Print exactly the lines from the line with "What data was" to the last line of the data, please, both included.

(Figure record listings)
= = =

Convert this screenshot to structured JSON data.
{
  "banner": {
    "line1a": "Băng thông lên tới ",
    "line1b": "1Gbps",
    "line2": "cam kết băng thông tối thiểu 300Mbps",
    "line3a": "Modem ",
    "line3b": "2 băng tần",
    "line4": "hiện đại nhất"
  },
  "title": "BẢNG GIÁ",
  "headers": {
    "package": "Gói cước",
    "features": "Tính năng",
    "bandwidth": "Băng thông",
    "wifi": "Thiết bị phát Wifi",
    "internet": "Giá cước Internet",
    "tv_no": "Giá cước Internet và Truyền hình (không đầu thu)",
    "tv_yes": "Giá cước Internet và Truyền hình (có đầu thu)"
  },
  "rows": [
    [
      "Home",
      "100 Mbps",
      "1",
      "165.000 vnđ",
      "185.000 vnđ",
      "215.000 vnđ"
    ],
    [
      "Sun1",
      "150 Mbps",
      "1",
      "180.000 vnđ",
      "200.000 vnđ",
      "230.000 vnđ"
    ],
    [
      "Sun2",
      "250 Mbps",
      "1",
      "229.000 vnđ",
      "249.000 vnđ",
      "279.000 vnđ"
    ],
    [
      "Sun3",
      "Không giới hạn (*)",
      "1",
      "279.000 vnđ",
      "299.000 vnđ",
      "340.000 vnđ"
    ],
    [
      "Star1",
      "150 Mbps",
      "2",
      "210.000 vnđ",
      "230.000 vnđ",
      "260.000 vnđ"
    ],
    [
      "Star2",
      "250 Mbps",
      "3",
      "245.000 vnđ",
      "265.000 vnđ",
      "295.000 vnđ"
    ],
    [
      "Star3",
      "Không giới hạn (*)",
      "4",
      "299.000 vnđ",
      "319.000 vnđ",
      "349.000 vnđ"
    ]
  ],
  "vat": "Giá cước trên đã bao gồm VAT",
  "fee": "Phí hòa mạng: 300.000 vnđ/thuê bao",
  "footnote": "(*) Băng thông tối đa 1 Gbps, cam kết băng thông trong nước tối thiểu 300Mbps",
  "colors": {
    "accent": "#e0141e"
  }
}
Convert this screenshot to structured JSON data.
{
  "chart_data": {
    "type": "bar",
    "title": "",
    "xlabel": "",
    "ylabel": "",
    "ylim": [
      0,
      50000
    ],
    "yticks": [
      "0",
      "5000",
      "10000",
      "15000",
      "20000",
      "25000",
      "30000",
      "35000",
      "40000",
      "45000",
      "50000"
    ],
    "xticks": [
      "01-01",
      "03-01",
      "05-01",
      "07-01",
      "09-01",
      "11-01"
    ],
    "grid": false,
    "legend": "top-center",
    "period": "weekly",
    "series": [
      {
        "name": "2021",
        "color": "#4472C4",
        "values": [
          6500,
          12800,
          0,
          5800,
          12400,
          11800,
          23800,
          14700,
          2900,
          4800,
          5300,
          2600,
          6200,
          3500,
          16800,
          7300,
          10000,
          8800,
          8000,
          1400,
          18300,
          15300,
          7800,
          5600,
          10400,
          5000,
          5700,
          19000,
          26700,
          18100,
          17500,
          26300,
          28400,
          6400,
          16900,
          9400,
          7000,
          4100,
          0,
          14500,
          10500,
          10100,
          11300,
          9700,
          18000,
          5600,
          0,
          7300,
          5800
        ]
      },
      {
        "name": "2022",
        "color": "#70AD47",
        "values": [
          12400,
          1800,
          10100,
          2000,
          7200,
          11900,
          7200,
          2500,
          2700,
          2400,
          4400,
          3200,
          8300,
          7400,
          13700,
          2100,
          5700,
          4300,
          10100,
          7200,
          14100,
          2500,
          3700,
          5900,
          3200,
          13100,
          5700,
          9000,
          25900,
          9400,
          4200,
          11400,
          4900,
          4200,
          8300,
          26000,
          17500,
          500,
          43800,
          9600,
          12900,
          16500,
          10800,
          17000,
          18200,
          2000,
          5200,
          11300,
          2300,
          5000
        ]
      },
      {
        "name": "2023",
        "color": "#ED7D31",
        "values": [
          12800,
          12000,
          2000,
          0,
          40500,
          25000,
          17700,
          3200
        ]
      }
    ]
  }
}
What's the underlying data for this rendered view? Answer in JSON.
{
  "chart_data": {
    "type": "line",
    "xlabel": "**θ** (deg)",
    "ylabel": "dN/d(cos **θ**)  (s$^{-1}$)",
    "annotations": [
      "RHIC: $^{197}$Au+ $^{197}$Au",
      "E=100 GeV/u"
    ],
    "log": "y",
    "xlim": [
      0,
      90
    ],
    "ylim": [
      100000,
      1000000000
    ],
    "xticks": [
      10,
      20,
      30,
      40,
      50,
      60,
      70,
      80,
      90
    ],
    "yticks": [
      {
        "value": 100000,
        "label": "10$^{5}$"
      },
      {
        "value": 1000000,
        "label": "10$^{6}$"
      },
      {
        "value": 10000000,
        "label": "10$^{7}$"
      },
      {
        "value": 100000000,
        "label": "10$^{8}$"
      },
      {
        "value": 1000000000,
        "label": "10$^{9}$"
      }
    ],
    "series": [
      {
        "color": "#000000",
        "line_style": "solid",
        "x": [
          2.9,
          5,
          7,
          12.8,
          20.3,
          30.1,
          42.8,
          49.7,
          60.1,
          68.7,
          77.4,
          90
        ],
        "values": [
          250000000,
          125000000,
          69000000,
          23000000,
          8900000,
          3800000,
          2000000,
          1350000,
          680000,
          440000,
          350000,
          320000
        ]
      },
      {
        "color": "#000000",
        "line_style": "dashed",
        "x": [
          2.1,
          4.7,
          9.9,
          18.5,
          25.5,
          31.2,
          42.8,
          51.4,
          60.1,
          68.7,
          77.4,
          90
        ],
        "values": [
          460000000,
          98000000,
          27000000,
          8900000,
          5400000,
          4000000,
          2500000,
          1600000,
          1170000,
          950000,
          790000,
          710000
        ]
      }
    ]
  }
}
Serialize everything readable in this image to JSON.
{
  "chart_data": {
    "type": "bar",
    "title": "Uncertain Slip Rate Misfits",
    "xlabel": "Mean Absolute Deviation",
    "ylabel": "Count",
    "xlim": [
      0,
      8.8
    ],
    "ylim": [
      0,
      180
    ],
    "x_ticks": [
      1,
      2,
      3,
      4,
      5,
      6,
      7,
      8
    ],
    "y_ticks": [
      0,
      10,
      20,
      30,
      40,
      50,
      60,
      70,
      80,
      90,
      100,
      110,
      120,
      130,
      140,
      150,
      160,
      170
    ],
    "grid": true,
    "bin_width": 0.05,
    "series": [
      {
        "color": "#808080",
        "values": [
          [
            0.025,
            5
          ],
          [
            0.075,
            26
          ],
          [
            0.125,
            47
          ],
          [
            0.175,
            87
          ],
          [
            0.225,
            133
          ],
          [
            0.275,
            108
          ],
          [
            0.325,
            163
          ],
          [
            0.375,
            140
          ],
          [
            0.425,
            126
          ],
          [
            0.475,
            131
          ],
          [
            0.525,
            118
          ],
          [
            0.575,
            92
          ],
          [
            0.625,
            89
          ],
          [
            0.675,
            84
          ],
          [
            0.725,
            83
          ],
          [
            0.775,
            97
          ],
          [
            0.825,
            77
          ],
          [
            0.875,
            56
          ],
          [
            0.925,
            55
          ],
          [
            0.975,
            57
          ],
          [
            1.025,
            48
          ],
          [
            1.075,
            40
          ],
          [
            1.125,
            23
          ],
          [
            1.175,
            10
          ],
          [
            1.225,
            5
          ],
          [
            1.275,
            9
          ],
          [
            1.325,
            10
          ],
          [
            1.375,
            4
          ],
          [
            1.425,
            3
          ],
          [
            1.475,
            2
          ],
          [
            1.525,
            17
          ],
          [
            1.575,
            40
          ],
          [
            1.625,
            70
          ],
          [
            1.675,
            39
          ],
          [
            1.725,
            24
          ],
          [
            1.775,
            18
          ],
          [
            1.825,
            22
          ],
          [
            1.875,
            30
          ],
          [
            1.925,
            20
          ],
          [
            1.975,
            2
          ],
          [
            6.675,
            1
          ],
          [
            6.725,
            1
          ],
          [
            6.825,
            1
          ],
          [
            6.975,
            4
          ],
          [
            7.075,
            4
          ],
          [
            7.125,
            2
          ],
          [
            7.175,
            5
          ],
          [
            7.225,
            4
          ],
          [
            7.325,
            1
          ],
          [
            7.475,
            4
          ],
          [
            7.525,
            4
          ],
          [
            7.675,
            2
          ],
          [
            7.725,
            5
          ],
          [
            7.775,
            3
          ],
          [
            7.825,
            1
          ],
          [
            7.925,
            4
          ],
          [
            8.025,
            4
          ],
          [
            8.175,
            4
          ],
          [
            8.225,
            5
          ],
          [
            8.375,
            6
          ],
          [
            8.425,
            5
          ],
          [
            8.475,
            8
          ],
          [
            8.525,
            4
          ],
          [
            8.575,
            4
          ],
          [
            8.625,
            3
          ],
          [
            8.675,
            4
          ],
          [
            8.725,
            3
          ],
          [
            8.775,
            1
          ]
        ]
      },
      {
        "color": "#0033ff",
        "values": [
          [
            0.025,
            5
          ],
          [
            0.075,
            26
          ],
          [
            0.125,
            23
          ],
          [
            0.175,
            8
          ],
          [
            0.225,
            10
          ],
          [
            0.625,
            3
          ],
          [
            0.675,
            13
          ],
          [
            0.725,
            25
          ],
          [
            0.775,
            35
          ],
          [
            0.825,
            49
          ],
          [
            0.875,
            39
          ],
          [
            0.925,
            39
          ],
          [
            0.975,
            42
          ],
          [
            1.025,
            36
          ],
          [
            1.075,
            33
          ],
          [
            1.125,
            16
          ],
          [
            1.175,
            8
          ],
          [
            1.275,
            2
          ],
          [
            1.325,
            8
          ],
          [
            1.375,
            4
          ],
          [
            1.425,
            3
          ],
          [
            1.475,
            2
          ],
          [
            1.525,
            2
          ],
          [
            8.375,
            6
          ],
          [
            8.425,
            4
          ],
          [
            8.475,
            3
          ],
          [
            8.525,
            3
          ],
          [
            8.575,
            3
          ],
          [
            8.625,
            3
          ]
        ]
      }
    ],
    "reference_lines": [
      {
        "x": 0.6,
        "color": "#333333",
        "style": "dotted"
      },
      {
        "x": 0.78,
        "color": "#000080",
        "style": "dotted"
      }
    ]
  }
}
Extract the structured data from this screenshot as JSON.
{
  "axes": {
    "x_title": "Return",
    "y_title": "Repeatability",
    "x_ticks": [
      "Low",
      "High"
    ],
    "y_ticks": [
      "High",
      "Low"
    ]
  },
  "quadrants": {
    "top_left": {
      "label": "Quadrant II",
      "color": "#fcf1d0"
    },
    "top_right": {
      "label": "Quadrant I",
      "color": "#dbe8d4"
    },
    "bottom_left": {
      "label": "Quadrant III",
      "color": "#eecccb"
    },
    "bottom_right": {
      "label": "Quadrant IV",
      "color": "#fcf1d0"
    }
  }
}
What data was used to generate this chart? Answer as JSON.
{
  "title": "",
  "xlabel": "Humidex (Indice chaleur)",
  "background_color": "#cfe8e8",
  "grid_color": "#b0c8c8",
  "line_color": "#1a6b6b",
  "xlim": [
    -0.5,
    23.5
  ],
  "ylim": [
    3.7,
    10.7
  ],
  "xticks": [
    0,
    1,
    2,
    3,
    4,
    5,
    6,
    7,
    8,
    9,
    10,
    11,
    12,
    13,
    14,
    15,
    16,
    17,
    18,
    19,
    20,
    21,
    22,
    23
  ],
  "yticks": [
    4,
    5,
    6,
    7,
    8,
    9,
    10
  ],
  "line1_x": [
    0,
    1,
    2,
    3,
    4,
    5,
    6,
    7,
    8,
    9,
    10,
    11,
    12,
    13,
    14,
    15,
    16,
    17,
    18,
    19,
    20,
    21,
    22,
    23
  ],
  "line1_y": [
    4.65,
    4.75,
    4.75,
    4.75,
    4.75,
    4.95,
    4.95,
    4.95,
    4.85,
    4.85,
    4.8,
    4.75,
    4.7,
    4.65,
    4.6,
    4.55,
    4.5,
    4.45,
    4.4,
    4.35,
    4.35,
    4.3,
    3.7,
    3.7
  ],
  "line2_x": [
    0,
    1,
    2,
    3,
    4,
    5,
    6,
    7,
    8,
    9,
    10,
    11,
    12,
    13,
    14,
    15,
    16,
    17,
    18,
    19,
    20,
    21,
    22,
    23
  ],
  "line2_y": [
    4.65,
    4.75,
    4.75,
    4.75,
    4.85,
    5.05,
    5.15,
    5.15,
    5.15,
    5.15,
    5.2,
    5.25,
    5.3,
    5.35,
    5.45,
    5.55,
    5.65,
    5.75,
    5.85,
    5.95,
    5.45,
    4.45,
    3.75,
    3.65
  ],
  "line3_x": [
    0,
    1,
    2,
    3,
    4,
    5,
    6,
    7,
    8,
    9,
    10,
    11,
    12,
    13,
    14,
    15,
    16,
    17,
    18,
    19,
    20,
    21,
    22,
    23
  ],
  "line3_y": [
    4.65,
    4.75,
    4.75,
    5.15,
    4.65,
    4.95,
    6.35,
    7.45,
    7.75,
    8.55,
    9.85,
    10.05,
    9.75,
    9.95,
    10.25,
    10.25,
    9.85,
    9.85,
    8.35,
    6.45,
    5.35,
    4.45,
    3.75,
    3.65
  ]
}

= = =

**Output of the task:**
What data was used to generate this chart? Answer as JSON.
{
  "title": "",
  "xlabel": "Humidex (Indice chaleur)",
  "background_color": "#cfe8e8",
  "grid_color": "#b0c8c8",
  "line_color": "#1a6b6b",
  "xlim": [
    -0.5,
    23.5
  ],
  "ylim": [
    3.7,
    10.7
  ],
  "xticks": [
    0,
    1,
    2,
    3,
    4,
    5,
    6,
    7,
    8,
    9,
    10,
    11,
    12,
    13,
    14,
    15,
    16,
    17,
    18,
    19,
    20,
    21,
    22,
    23
  ],
  "yticks": [
    4,
    5,
    6,
    7,
    8,
    9,
    10
  ],
  "line1_x": [
    0,
    1,
    2,
    3,
    4,
    5,
    6,
    7,
    8,
    9,
    10,
    11,
    12,
    13,
    14,
    15,
    16,
    17,
    18,
    19,
    20,
    21,
    22,
    23
  ],
  "line1_y": [
    4.65,
    4.75,
    4.75,
    4.75,
    4.75,
    4.95,
    4.95,
    4.95,
    4.85,
    4.85,
    4.8,
    4.75,
    4.7,
    4.65,
    4.6,
    4.55,
    4.5,
    4.45,
    4.4,
    4.35,
    4.35,
    4.3,
    3.7,
    3.7
  ],
  "line2_x": [
    0,
    1,
    2,
    3,
    4,
    5,
    6,
    7,
    8,
    9,
    10,
    11,
    12,
    13,
    14,
    15,
    16,
    17,
    18,
    19,
    20,
    21,
    22,
    23
  ],
  "line2_y": [
    4.65,
    4.75,
    4.75,
    4.75,
    4.85,
    5.05,
    5.15,
    5.15,
    5.15,
    5.15,
    5.2,
    5.25,
    5.3,
    5.35,
    5.45,
    5.55,
    5.65,
    5.75,
    5.85,
    5.95,
    5.45,
    4.45,
    3.75,
    3.65
  ],
  "line3_x": [
    0,
    1,
    2,
    3,
    4,
    5,
    6,
    7,
    8,
    9,
    10,
    11,
    12,
    13,
    14,
    15,
    16,
    17,
    18,
    19,
    20,
    21,
    22,
    23
  ],
  "line3_y": [
    4.65,
    4.75,
    4.75,
    5.15,
    4.65,
    4.95,
    6.35,
    7.45,
    7.75,
    8.55,
    9.85,
    10.05,
    9.75,
    9.95,
    10.25,
    10.25,
    9.85,
    9.85,
    8.35,
    6.45,
    5.35,
    4.45,
    3.75,
    3.65
  ]
}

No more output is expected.